▶ [What is needed]: Look through the data for the string "this". Copy every line where it is found.
★ ★ ★ ★ ★
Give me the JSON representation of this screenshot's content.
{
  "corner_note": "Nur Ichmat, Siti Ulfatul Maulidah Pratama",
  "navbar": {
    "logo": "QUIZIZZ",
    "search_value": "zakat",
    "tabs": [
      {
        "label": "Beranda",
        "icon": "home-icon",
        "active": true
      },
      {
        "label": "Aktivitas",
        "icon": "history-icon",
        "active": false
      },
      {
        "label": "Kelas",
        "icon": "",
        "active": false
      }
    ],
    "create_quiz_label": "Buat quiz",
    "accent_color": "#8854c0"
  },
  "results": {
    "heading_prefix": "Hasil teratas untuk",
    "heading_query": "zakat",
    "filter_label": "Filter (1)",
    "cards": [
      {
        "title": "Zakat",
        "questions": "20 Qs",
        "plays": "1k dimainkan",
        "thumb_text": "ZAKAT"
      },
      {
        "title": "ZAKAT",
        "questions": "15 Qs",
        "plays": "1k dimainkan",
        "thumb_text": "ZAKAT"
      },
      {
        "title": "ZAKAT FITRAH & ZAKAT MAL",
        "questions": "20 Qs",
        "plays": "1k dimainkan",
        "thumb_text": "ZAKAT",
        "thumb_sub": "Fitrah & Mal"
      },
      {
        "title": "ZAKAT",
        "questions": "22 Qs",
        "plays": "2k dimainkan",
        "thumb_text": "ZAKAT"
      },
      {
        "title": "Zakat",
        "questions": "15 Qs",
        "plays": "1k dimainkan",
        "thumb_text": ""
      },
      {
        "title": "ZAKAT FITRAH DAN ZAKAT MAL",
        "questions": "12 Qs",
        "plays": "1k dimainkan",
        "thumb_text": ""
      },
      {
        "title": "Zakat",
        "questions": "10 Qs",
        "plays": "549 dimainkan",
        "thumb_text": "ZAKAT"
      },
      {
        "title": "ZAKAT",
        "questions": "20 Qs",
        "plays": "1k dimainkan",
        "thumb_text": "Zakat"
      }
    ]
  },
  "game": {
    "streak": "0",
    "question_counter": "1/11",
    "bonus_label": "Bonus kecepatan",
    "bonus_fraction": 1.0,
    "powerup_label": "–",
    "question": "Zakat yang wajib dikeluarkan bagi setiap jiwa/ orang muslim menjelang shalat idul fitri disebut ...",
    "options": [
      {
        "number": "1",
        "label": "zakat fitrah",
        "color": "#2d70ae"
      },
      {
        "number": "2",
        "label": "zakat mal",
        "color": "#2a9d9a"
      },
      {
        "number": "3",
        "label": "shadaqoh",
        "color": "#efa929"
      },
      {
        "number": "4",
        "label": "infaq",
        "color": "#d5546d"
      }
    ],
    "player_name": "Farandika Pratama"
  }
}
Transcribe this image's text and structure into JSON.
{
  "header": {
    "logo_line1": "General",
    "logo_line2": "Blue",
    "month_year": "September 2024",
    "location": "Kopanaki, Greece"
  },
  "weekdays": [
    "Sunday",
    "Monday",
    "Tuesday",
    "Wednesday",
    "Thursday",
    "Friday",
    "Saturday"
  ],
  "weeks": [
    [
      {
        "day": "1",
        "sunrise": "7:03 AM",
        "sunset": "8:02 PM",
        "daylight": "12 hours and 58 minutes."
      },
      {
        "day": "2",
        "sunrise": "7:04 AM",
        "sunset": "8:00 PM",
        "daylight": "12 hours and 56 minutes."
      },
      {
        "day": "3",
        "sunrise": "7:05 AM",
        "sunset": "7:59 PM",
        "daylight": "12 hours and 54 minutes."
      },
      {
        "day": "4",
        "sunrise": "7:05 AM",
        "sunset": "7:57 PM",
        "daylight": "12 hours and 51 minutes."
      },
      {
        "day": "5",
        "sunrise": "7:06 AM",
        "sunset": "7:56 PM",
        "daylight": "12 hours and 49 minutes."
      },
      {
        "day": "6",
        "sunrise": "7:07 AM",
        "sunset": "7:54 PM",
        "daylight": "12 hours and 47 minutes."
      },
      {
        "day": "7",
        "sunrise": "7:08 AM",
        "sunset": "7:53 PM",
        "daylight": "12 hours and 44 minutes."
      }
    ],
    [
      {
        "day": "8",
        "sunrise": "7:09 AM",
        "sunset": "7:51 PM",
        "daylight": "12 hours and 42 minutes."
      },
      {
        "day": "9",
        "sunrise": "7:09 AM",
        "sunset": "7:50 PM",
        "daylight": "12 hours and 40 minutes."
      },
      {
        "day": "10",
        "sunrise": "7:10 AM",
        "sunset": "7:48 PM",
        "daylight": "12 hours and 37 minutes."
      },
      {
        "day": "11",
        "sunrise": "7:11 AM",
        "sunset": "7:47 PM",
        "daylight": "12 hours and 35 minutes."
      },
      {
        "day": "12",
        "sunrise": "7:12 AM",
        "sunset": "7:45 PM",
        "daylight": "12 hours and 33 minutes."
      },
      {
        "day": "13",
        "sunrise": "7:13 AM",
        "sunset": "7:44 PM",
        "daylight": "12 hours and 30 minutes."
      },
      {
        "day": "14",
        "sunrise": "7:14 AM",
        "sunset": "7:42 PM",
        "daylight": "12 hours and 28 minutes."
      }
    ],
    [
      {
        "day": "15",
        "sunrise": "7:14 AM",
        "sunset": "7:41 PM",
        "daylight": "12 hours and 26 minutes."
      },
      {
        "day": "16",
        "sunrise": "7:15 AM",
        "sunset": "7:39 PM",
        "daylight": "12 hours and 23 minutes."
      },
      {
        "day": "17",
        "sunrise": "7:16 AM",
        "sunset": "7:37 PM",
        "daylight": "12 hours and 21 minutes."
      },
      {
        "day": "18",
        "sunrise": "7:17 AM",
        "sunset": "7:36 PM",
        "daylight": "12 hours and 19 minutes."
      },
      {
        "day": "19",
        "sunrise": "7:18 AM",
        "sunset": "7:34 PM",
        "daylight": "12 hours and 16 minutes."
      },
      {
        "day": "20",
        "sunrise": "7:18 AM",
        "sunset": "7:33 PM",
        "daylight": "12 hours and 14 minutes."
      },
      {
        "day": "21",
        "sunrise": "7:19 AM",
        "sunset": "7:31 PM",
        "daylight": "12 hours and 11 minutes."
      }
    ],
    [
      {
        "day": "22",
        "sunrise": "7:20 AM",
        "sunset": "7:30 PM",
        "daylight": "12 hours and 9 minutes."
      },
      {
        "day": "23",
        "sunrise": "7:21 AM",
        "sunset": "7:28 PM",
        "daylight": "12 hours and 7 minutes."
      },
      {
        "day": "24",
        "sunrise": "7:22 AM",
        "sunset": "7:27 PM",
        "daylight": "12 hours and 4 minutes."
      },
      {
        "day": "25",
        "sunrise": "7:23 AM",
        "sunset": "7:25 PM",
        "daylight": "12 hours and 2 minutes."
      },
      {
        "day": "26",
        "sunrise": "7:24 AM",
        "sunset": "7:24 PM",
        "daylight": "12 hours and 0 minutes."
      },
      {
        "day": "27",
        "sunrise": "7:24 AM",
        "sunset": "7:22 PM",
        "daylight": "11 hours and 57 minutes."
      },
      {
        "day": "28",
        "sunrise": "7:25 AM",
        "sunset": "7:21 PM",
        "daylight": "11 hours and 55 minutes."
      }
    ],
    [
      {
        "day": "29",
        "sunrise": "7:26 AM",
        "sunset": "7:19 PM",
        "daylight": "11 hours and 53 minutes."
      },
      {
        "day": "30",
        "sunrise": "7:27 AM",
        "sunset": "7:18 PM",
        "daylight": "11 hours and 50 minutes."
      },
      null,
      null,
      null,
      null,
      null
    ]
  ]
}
★ ★ ★ ★ ★
▶ [Written solution]:
Give me the JSON representation of this screenshot's content.
Transcribe this image's text and structure into JSON.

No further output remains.